Items from a data source:
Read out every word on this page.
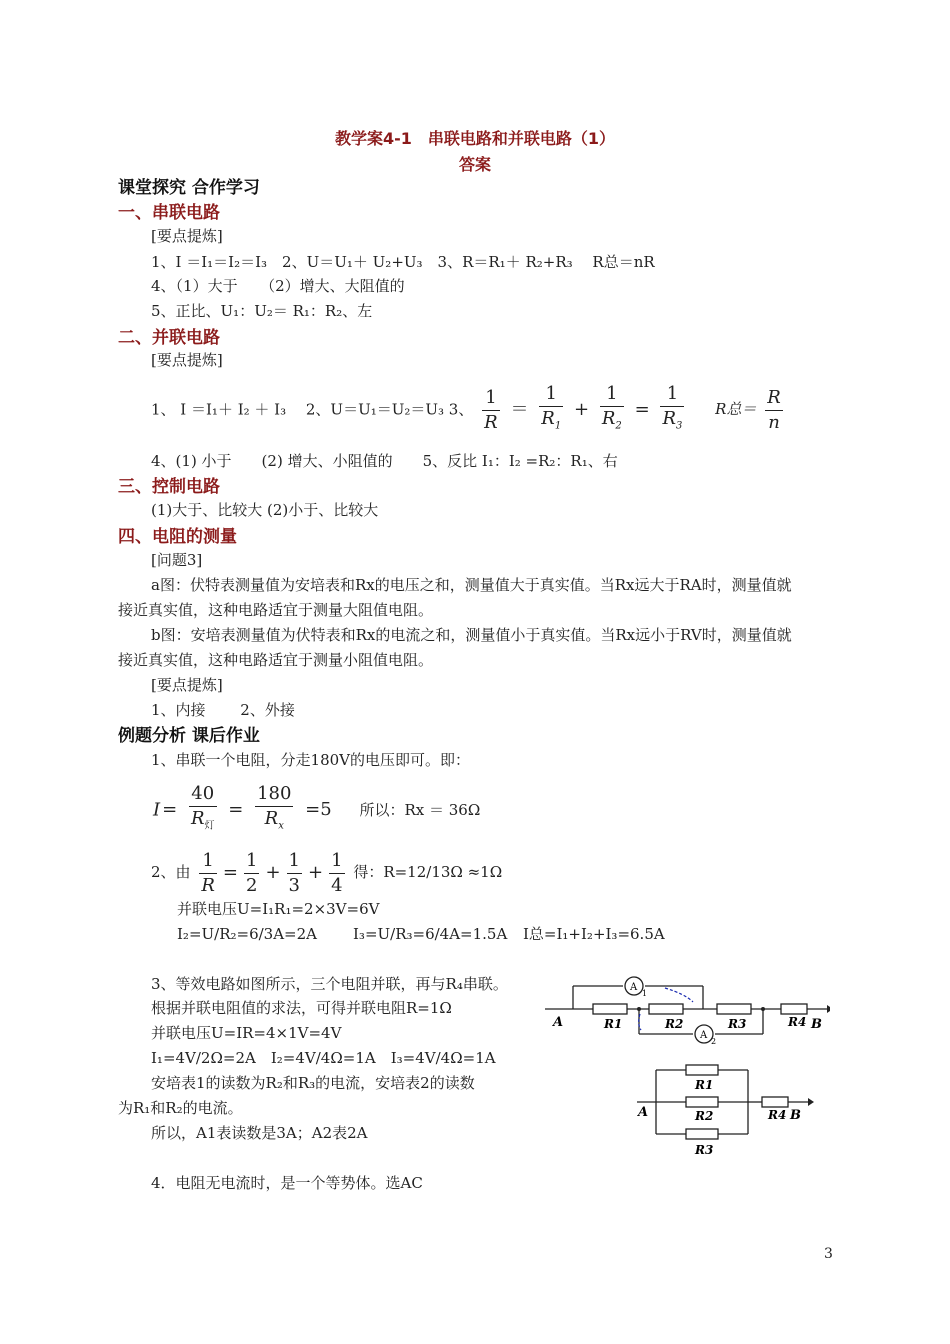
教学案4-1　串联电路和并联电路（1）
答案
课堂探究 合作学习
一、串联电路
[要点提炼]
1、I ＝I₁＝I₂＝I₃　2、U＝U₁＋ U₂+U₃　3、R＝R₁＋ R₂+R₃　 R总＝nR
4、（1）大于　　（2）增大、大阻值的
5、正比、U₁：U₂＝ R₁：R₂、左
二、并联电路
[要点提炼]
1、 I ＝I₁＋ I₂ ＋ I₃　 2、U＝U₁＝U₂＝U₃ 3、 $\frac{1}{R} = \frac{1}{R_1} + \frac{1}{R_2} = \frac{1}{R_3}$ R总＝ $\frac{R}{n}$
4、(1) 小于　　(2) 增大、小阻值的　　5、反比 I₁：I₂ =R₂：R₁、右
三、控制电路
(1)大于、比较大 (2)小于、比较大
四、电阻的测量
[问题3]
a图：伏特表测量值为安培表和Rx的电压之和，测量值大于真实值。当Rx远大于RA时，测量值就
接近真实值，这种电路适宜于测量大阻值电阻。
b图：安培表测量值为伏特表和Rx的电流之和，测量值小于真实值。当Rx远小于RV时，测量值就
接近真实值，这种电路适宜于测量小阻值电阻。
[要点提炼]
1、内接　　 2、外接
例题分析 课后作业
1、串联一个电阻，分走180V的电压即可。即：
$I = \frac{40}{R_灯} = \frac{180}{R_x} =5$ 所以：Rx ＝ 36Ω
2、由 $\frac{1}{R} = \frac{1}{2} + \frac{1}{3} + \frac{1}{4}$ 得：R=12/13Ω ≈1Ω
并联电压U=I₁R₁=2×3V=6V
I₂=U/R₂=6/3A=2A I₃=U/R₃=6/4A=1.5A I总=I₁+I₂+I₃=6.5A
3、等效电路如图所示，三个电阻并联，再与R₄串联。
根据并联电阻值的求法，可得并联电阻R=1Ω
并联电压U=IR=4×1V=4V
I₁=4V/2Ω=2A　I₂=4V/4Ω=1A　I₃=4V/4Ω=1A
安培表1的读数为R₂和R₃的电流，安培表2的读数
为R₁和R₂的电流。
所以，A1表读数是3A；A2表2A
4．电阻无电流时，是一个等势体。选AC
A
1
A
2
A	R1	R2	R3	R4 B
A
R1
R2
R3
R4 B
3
---
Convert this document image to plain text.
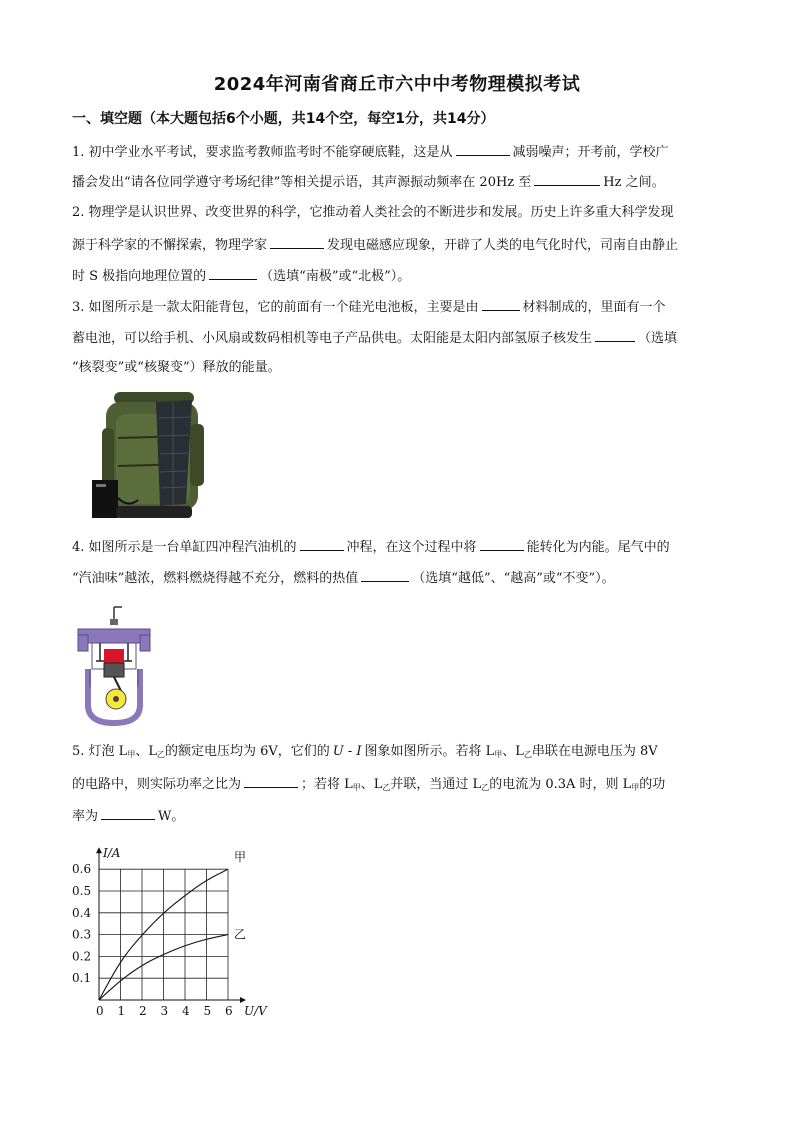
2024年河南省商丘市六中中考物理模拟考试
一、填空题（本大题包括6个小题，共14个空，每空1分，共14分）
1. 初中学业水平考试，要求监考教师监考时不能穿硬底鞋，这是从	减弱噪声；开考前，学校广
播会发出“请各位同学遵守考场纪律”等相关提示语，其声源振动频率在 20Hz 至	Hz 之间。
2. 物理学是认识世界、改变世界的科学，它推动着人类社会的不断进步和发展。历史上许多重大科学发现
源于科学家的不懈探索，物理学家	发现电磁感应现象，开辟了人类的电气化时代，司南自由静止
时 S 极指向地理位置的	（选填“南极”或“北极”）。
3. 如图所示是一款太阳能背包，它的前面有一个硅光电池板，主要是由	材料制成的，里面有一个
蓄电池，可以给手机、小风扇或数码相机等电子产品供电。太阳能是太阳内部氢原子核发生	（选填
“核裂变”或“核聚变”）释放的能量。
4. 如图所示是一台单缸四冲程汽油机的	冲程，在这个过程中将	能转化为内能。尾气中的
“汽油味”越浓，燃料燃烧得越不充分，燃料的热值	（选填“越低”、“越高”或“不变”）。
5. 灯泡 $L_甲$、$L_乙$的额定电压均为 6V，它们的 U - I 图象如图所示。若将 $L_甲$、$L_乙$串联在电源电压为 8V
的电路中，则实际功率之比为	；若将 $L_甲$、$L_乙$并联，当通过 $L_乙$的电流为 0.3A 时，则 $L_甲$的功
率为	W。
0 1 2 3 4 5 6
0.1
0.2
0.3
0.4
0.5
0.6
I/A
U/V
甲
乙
...
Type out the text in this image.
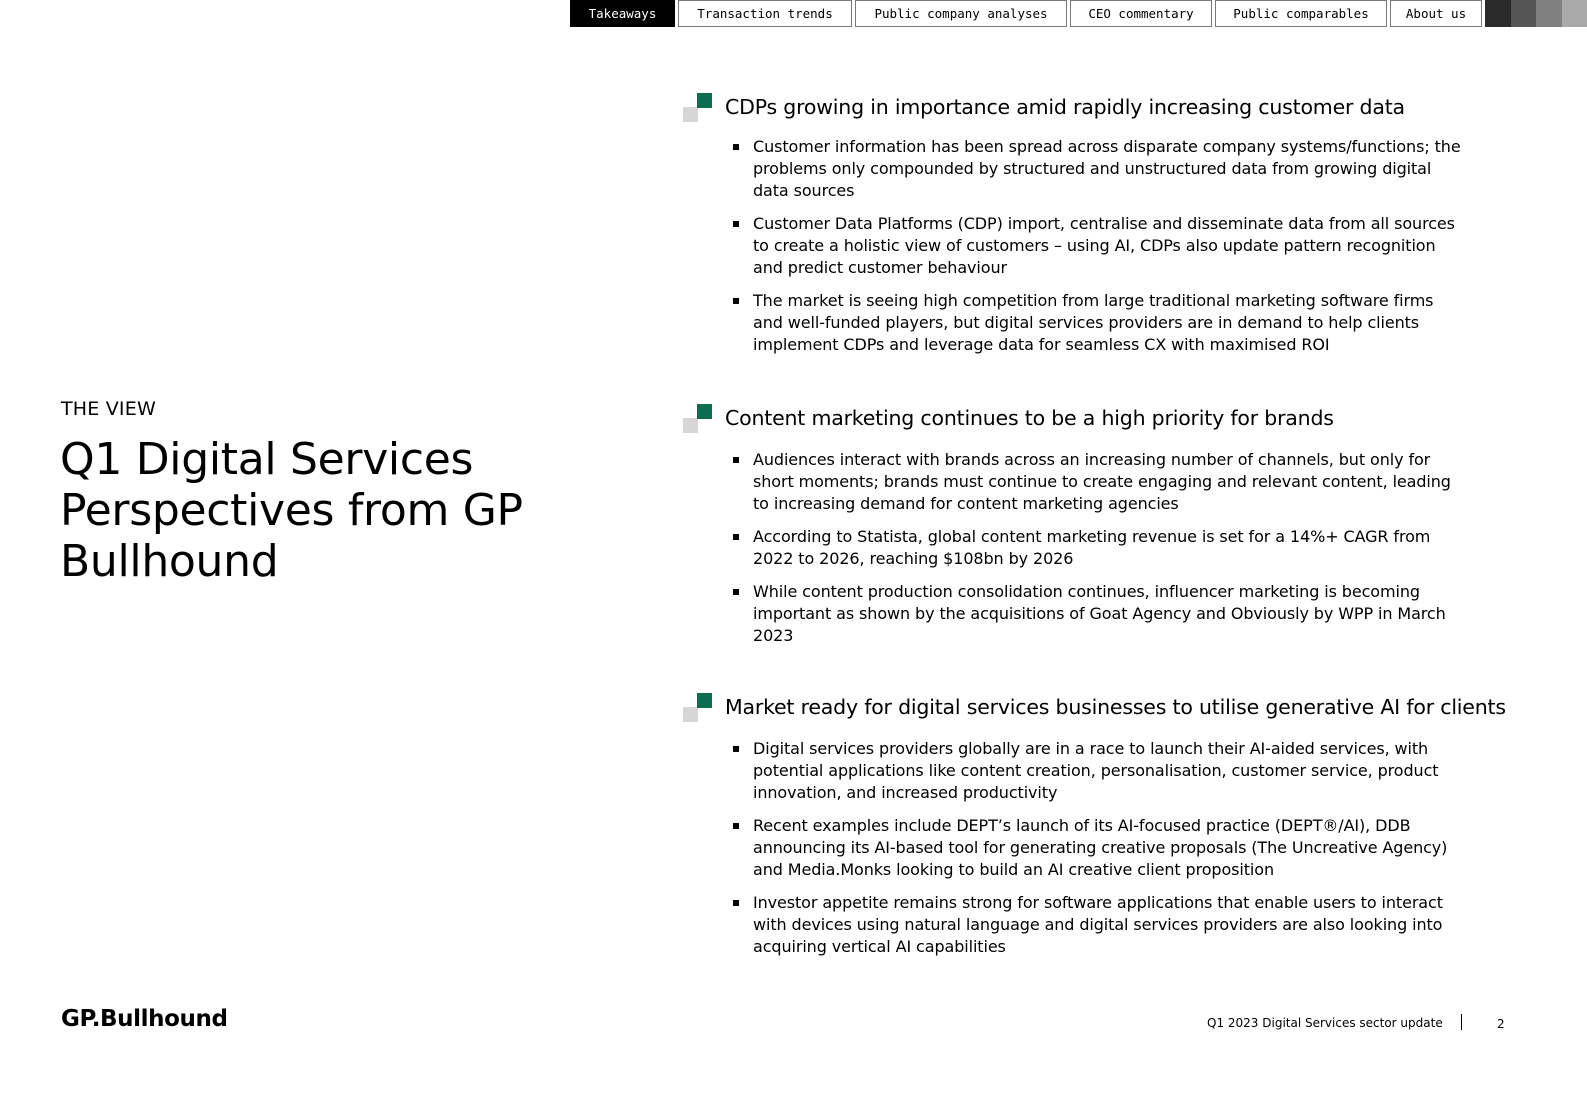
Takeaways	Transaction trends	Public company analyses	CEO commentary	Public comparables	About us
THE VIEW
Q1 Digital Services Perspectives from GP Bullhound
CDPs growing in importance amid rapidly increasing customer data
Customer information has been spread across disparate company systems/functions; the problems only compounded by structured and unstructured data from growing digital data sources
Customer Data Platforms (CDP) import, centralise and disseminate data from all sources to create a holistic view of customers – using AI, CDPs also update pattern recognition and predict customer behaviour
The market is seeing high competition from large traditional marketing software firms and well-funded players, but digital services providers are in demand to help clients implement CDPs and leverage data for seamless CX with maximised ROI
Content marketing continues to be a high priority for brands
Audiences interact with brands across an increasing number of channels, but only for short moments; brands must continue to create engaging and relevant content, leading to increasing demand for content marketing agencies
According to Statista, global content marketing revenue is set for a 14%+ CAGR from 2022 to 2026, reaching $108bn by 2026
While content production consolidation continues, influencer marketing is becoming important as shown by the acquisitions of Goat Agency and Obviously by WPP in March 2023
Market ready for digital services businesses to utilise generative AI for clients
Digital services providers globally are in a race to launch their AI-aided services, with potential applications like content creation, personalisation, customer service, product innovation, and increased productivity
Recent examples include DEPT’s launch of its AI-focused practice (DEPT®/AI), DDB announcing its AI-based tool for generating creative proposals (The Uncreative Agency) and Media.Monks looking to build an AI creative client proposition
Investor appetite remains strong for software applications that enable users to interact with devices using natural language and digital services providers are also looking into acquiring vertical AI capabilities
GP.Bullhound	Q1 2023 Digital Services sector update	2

▶ Task statement
For the data above, state only how many lines include the word "applications".

▶ Solution below
2